_Raw records_
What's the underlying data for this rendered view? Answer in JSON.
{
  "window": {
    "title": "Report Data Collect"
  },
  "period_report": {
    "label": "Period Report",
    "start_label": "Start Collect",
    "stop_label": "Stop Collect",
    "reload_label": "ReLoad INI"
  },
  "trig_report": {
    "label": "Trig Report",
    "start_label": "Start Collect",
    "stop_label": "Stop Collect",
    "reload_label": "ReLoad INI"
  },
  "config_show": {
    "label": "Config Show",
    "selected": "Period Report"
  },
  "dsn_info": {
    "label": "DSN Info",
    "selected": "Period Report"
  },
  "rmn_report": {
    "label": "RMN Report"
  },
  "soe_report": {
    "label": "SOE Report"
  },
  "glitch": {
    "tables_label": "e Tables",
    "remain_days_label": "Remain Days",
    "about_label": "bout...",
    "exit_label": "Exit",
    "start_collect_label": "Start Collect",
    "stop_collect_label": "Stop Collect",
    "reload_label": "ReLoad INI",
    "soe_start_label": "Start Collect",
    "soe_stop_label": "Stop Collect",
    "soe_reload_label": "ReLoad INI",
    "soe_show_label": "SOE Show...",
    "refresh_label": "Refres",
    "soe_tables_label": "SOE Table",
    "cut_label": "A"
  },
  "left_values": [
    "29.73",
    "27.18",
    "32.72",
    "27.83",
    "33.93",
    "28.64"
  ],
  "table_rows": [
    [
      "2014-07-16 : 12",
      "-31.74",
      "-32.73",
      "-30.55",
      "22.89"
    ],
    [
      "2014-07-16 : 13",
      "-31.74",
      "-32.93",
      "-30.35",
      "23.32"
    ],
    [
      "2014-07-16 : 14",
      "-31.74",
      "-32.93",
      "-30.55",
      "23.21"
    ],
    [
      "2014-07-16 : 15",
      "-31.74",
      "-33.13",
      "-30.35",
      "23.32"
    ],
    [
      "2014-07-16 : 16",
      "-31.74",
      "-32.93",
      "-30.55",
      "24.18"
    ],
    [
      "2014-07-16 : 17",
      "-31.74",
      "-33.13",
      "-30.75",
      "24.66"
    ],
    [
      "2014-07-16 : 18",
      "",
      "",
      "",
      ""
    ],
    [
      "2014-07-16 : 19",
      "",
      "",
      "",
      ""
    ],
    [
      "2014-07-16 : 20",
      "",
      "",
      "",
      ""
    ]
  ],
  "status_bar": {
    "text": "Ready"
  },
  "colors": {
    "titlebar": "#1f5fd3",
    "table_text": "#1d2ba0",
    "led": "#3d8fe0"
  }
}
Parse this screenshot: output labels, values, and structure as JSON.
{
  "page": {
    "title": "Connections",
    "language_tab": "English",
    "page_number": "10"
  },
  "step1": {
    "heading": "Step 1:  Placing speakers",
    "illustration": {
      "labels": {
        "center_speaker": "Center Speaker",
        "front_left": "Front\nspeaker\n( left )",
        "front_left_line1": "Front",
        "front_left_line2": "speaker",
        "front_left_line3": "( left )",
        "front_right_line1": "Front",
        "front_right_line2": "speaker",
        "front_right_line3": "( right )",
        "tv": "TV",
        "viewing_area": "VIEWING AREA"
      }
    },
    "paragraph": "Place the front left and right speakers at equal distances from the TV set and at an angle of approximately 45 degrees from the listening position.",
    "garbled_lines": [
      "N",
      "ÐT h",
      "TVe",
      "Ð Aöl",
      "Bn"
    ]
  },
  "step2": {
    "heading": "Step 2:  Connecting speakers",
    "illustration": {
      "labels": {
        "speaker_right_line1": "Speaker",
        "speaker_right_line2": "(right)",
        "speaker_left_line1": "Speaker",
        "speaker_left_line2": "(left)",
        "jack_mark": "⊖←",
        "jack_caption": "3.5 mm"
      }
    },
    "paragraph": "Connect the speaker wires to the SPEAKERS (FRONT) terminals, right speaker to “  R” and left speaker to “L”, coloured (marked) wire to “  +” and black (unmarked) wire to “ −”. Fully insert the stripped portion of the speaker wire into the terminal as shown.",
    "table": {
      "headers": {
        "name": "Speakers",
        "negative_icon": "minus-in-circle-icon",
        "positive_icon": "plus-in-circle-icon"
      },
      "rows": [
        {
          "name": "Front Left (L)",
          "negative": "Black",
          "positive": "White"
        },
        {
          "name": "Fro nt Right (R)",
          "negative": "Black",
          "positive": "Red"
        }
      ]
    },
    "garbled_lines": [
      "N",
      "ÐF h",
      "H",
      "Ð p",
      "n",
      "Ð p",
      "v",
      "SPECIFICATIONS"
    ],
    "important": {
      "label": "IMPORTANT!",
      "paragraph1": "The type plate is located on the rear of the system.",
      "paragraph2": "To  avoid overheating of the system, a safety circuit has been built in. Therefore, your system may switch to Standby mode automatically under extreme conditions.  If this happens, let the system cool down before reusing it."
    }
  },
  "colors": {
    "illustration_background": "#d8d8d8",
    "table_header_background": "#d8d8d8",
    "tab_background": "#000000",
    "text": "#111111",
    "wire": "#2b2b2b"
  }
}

_Exercise requirements_
Find and count the lines of the data that include the string "Stop", and report that figure by itself.

_Full response_
4